WHAT YOU WILL DO. Quote every line of the data below as it stands, omitting pictures.

* start RECORDS FOR THIS TASK *

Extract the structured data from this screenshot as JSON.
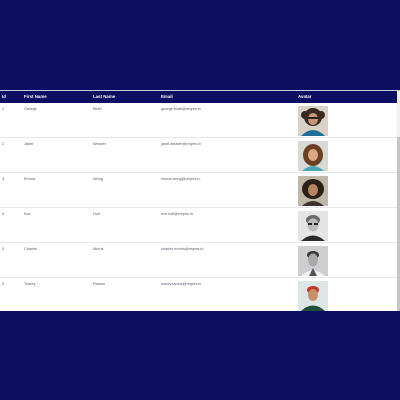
{
  "colors": {
    "page_background": "#0c0f61",
    "header_background": "#0c0f61",
    "header_text": "#ffffff",
    "cell_text": "#555a66"
  },
  "table": {
    "columns": [
      "Id",
      "First Name",
      "Last Name",
      "Email",
      "Avatar"
    ],
    "rows": [
      {
        "id": "1",
        "first_name": "George",
        "last_name": "Bluth",
        "email": "george.bluth@reqres.in",
        "avatar": "avatar-george-bluth"
      },
      {
        "id": "2",
        "first_name": "Janet",
        "last_name": "Weaver",
        "email": "janet.weaver@reqres.in",
        "avatar": "avatar-janet-weaver"
      },
      {
        "id": "3",
        "first_name": "Emma",
        "last_name": "Wong",
        "email": "emma.wong@reqres.in",
        "avatar": "avatar-emma-wong"
      },
      {
        "id": "4",
        "first_name": "Eve",
        "last_name": "Holt",
        "email": "eve.holt@reqres.in",
        "avatar": "avatar-eve-holt"
      },
      {
        "id": "5",
        "first_name": "Charles",
        "last_name": "Morris",
        "email": "charles.morris@reqres.in",
        "avatar": "avatar-charles-morris"
      },
      {
        "id": "6",
        "first_name": "Tracey",
        "last_name": "Ramos",
        "email": "tracey.ramos@reqres.in",
        "avatar": "avatar-tracey-ramos"
      }
    ]
  }
}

* end RECORDS FOR THIS TASK *

SOLUTION FOR THIS TASK.
Extract the structured data from this screenshot as JSON.
{
  "colors": {
    "page_background": "#0c0f61",
    "header_background": "#0c0f61",
    "header_text": "#ffffff",
    "cell_text": "#555a66"
  },
  "table": {
    "columns": [
      "Id",
      "First Name",
      "Last Name",
      "Email",
      "Avatar"
    ],
    "rows": [
      {
        "id": "1",
        "first_name": "George",
        "last_name": "Bluth",
        "email": "george.bluth@reqres.in",
        "avatar": "avatar-george-bluth"
      },
      {
        "id": "2",
        "first_name": "Janet",
        "last_name": "Weaver",
        "email": "janet.weaver@reqres.in",
        "avatar": "avatar-janet-weaver"
      },
      {
        "id": "3",
        "first_name": "Emma",
        "last_name": "Wong",
        "email": "emma.wong@reqres.in",
        "avatar": "avatar-emma-wong"
      },
      {
        "id": "4",
        "first_name": "Eve",
        "last_name": "Holt",
        "email": "eve.holt@reqres.in",
        "avatar": "avatar-eve-holt"
      },
      {
        "id": "5",
        "first_name": "Charles",
        "last_name": "Morris",
        "email": "charles.morris@reqres.in",
        "avatar": "avatar-charles-morris"
      },
      {
        "id": "6",
        "first_name": "Tracey",
        "last_name": "Ramos",
        "email": "tracey.ramos@reqres.in",
        "avatar": "avatar-tracey-ramos"
      }
    ]
  }
}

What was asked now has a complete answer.